Written request 1:
In the passage on the G20 Interfaith Forum, ahead of which summit were the Core Recommendations sent to Prime Minister Shinzō Abe?

Given passage:
**********

The Forum was marked by its attention to political processes. Three former Prime Ministers, David Cameron (UK), Sir John Key (New Zealand), and Enda Kenny (Ireland), and H.E. Graça Machel, a notable stateswoman and international advocate for women and children, gave keynote speeches and participated actively in Forum discussions. Prime Minister Abe’s greeting to Forum participants was featured in the Program. Two senior Japanese political leaders representing the Prime Minister spoke at the Forum: Koichi Hagiuda, Member of the House of Representatives and Executive Acting SecretaryGeneral, LDP, and Katsuei Hirasaw, Member of the House of Representatives, Acting Chairperson of General Counsel, LDP.
Religious leaders who addressed the Forum included Pope Francis and Ecumenical Patriarch Bartholomew (via messages), Lord Carey of Clifton (103rd Archbishop of Canterbury), Sulak Sivaraksa, Bishop Gunnar Stålsett, Elder Gerrit W. Gong, and many others, representing a broad spectrum of faith traditions and nationalities.
A full list of speakers and panelists can be found here.
Recommendations. The G20 Interfaith Association aims to develop robust processes to prepare appropriate formal recommendations over time. A primary objective of the annual Forum is to advance discussion and dialogue processes that bring diverse expertise and experience together to generate creative ideas, and to establish a setting from which practical ideas and policy recommendations can emerge. Many participants attend in their individual capacity, without authorization to commit their states or organizations to particular policy perspectives. Those who participate can support various recommendations they view as being particularly significant.
The following recommendations represent major concerns that emerged from the 2019 G20 Interfaith Forum and reflect the collective wisdom of the extraordinary group that gathered in Tokyo. The first five topics were also presented as a set of Core Recommendations, which were transmitted to Prime Minister Shinzō Abe ahead of the G20 Osaka Summit. Several recommendations are backed by more detailed policy briefs (presented as appendices and available here). For several important topics where work is underway, further review is recommended.

**********

Data entries:
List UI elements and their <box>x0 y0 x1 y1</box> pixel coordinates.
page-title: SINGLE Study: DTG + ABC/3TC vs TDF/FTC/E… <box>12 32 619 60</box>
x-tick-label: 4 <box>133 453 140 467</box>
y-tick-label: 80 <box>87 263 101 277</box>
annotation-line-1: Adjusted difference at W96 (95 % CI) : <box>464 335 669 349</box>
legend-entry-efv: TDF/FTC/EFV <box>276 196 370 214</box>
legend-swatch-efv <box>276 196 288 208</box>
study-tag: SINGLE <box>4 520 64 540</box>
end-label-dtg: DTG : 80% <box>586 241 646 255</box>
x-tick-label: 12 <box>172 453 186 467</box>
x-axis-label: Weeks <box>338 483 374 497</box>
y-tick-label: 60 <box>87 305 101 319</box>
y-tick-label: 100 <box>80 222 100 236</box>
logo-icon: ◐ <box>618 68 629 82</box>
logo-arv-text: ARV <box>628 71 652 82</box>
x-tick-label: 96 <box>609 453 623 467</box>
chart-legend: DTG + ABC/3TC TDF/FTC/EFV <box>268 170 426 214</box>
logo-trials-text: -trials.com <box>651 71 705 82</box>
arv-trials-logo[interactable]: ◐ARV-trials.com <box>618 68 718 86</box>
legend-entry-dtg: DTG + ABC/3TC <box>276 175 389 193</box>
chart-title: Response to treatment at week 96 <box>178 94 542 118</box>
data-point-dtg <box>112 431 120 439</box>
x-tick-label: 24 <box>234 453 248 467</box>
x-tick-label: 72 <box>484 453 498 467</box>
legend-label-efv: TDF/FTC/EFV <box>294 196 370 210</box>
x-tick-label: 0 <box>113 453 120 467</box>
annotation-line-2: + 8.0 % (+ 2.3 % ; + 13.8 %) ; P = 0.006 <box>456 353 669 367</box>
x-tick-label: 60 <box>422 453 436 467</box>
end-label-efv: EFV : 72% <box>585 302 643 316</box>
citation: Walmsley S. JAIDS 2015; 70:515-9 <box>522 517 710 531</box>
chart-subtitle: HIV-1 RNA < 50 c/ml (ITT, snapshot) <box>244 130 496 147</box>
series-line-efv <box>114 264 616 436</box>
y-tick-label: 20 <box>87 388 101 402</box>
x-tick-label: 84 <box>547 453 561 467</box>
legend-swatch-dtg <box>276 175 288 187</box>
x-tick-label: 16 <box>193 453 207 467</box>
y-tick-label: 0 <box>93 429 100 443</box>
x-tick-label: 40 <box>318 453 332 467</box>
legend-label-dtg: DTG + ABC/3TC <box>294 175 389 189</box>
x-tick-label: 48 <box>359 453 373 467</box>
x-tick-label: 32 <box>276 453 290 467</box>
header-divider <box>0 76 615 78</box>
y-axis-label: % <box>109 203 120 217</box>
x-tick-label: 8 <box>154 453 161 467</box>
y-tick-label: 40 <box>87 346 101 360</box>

**********

Written request 2:
Copy out the entries from their very first line through the line containing "y-tick-label: 80 <box>87 263 101 277</box>", keeping both of those lines and everything between them character for character, and nothing else.

Finished answer 1:
The G20 Osaka Summit.

Finished answer 2:
List UI elements and their <box>x0 y0 x1 y1</box> pixel coordinates.
page-title: SINGLE Study: DTG + ABC/3TC vs TDF/FTC/E… <box>12 32 619 60</box>
x-tick-label: 4 <box>133 453 140 467</box>
y-tick-label: 80 <box>87 263 101 277</box>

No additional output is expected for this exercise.